--- Start GIVEN DATA ---

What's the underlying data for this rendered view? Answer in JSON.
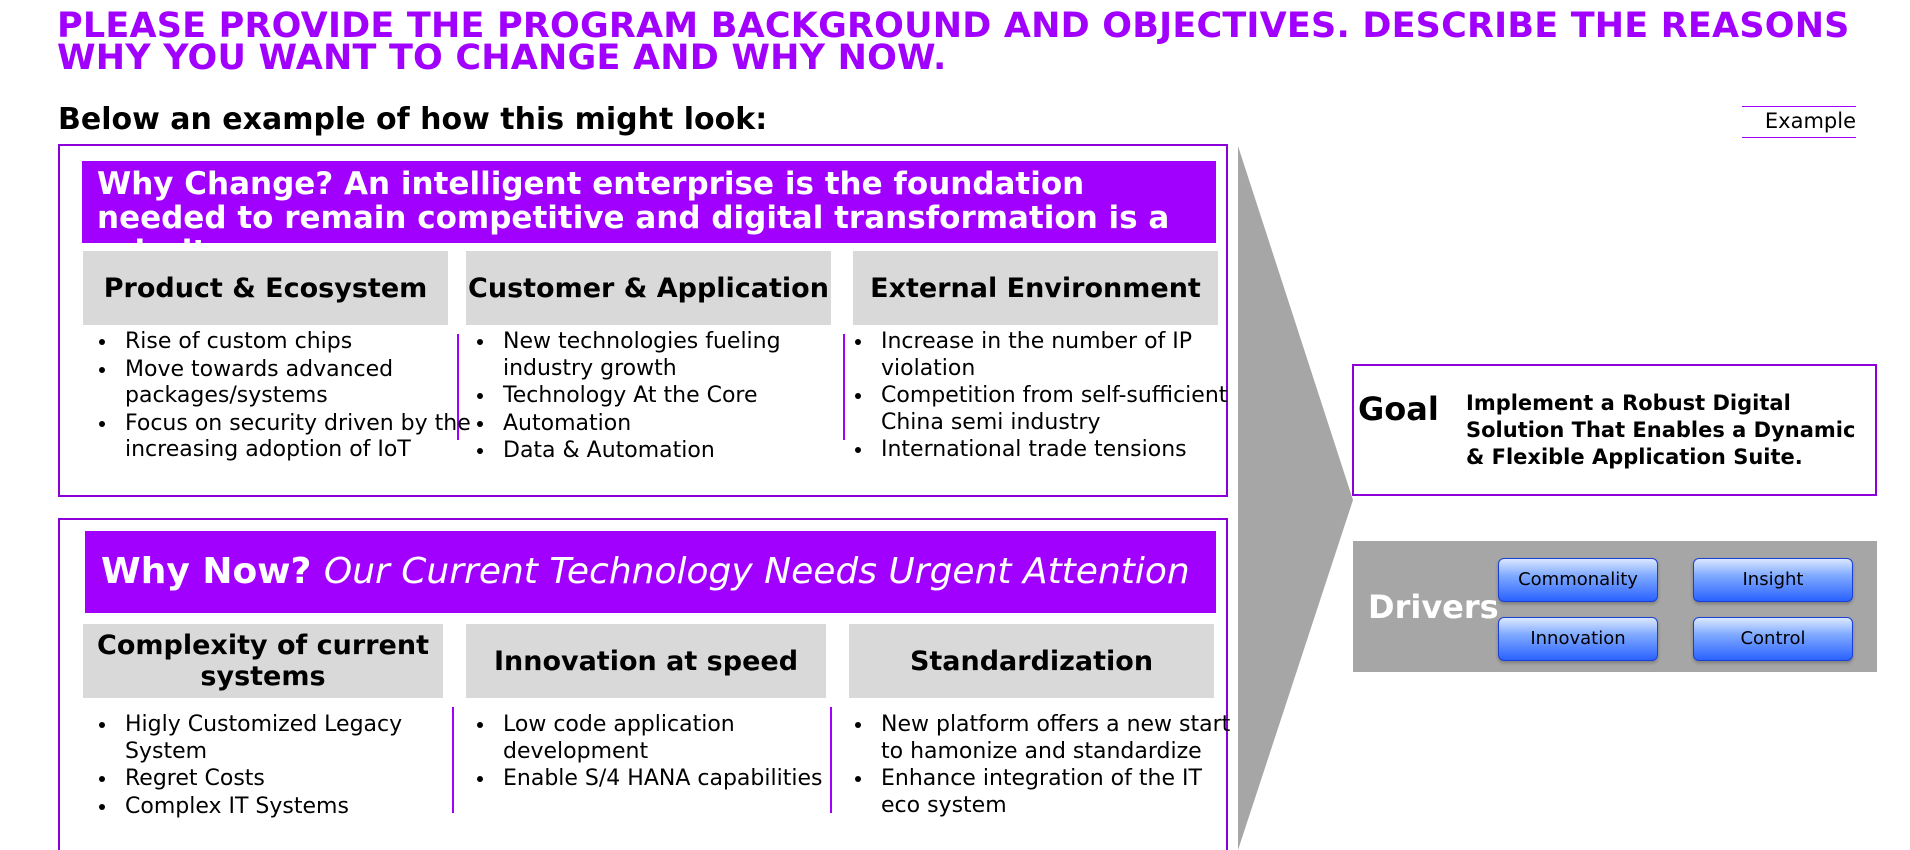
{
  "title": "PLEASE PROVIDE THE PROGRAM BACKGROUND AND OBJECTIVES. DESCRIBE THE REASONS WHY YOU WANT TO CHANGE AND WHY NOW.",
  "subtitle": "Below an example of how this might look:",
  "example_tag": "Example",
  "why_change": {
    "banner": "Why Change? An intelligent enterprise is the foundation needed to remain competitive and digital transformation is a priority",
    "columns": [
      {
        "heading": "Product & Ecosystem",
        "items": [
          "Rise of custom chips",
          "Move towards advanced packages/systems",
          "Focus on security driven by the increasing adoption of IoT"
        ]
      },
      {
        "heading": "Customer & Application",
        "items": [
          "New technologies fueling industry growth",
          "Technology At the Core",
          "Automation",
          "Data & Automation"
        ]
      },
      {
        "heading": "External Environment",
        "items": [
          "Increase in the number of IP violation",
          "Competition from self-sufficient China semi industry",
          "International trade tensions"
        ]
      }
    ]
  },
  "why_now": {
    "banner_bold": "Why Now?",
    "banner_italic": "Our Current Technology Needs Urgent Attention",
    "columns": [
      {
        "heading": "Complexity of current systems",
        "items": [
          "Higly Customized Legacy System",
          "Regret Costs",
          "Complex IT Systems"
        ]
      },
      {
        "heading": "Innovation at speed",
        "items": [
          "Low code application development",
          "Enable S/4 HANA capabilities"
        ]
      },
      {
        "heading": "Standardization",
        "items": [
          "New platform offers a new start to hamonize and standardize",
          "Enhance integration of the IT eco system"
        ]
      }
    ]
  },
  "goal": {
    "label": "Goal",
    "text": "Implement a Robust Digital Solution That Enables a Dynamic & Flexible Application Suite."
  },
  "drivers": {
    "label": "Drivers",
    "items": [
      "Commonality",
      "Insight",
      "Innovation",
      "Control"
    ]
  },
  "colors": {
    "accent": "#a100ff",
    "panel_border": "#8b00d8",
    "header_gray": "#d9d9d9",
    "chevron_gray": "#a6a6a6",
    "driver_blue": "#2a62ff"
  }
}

--- End GIVEN DATA ---

Transcribe each entry above exactly, apart from the pictures.

▶ EXERCISE OUTPUT:
What's the underlying data for this rendered view? Answer in JSON.
{
  "title": "PLEASE PROVIDE THE PROGRAM BACKGROUND AND OBJECTIVES. DESCRIBE THE REASONS WHY YOU WANT TO CHANGE AND WHY NOW.",
  "subtitle": "Below an example of how this might look:",
  "example_tag": "Example",
  "why_change": {
    "banner": "Why Change? An intelligent enterprise is the foundation needed to remain competitive and digital transformation is a priority",
    "columns": [
      {
        "heading": "Product & Ecosystem",
        "items": [
          "Rise of custom chips",
          "Move towards advanced packages/systems",
          "Focus on security driven by the increasing adoption of IoT"
        ]
      },
      {
        "heading": "Customer & Application",
        "items": [
          "New technologies fueling industry growth",
          "Technology At the Core",
          "Automation",
          "Data & Automation"
        ]
      },
      {
        "heading": "External Environment",
        "items": [
          "Increase in the number of IP violation",
          "Competition from self-sufficient China semi industry",
          "International trade tensions"
        ]
      }
    ]
  },
  "why_now": {
    "banner_bold": "Why Now?",
    "banner_italic": "Our Current Technology Needs Urgent Attention",
    "columns": [
      {
        "heading": "Complexity of current systems",
        "items": [
          "Higly Customized Legacy System",
          "Regret Costs",
          "Complex IT Systems"
        ]
      },
      {
        "heading": "Innovation at speed",
        "items": [
          "Low code application development",
          "Enable S/4 HANA capabilities"
        ]
      },
      {
        "heading": "Standardization",
        "items": [
          "New platform offers a new start to hamonize and standardize",
          "Enhance integration of the IT eco system"
        ]
      }
    ]
  },
  "goal": {
    "label": "Goal",
    "text": "Implement a Robust Digital Solution That Enables a Dynamic & Flexible Application Suite."
  },
  "drivers": {
    "label": "Drivers",
    "items": [
      "Commonality",
      "Insight",
      "Innovation",
      "Control"
    ]
  },
  "colors": {
    "accent": "#a100ff",
    "panel_border": "#8b00d8",
    "header_gray": "#d9d9d9",
    "chevron_gray": "#a6a6a6",
    "driver_blue": "#2a62ff"
  }
}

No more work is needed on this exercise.